What to do ▸ Leave out the pictures and reproduce all of the data exactly.

Raw records ▸

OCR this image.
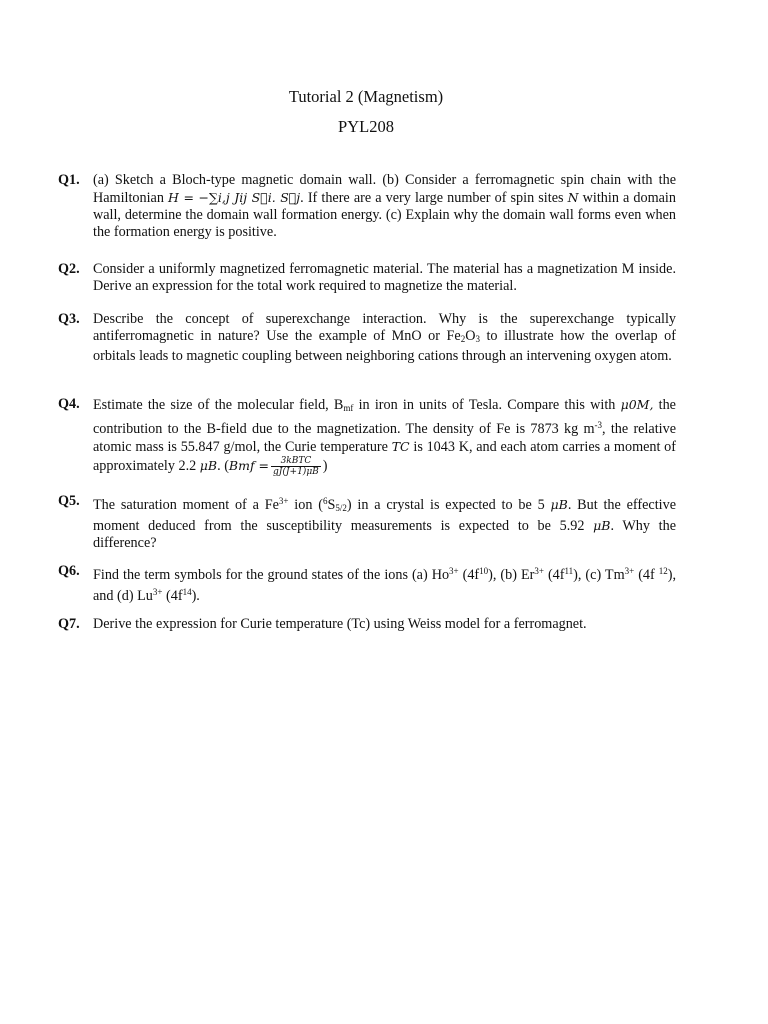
Tutorial 2 (Magnetism)
PYL208
Q1. (a) Sketch a Bloch-type magnetic domain wall. (b) Consider a ferromagnetic spin chain with the Hamiltonian H = −∑i,j Jij S⃗i. S⃗j. If there are a very large number of spin sites N within a domain wall, determine the domain wall formation energy. (c) Explain why the domain wall forms even when the formation energy is positive.
Q2. Consider a uniformly magnetized ferromagnetic material. The material has a magnetization M inside. Derive an expression for the total work required to magnetize the material.
Q3. Describe the concept of superexchange interaction. Why is the superexchange typically antiferromagnetic in nature? Use the example of MnO or $Fe_2O_3$ to illustrate how the overlap of orbitals leads to magnetic coupling between neighboring cations through an intervening oxygen atom.
Q4. Estimate the size of the molecular field, $B_{mf}$ in iron in units of Tesla. Compare this with μ0M, the contribution to the B-field due to the magnetization. The density of Fe is 7873 kg $m^{-3}$, the relative atomic mass is 55.847 g/mol, the Curie temperature TC is 1043 K, and each atom carries a moment of approximately 2.2 μB. ($Bmf = \frac{\text{3kBTC}}{gJ(J+1)\mu B}$ )
Q5. The saturation moment of a $Fe^{3+}$ ion $(^6S_{5/2})$ in a crystal is expected to be 5 μB. But the effective moment deduced from the susceptibility measurements is expected to be 5.92 μB. Why the difference?
Q6. Find the term symbols for the ground states of the ions (a) $Ho^{3+}$ $(4f^{10})$, (b) $Er^{3+}$ $(4f^{11})$, (c) $Tm^{3+}$ (4f $^{12}$), and (d) $Lu^{3+}$ $(4f^{14})$.
Q7. Derive the expression for Curie temperature (Tc) using Weiss model for a ferromagnet.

Expected output ▸
OCR this image.
Tutorial 2 (Magnetism)
PYL208
Q1. (a) Sketch a Bloch-type magnetic domain wall. (b) Consider a ferromagnetic spin chain with the Hamiltonian H = −∑i,j Jij S⃗i. S⃗j. If there are a very large number of spin sites N within a domain wall, determine the domain wall formation energy. (c) Explain why the domain wall forms even when the formation energy is positive.
Q2. Consider a uniformly magnetized ferromagnetic material. The material has a magnetization M inside. Derive an expression for the total work required to magnetize the material.
Q3. Describe the concept of superexchange interaction. Why is the superexchange typically antiferromagnetic in nature? Use the example of MnO or $Fe_2O_3$ to illustrate how the overlap of orbitals leads to magnetic coupling between neighboring cations through an intervening oxygen atom.
Q4. Estimate the size of the molecular field, $B_{mf}$ in iron in units of Tesla. Compare this with μ0M, the contribution to the B-field due to the magnetization. The density of Fe is 7873 kg $m^{-3}$, the relative atomic mass is 55.847 g/mol, the Curie temperature TC is 1043 K, and each atom carries a moment of approximately 2.2 μB. ($Bmf = \frac{\text{3kBTC}}{gJ(J+1)\mu B}$ )
Q5. The saturation moment of a $Fe^{3+}$ ion $(^6S_{5/2})$ in a crystal is expected to be 5 μB. But the effective moment deduced from the susceptibility measurements is expected to be 5.92 μB. Why the difference?
Q6. Find the term symbols for the ground states of the ions (a) $Ho^{3+}$ $(4f^{10})$, (b) $Er^{3+}$ $(4f^{11})$, (c) $Tm^{3+}$ (4f $^{12}$), and (d) $Lu^{3+}$ $(4f^{14})$.
Q7. Derive the expression for Curie temperature (Tc) using Weiss model for a ferromagnet.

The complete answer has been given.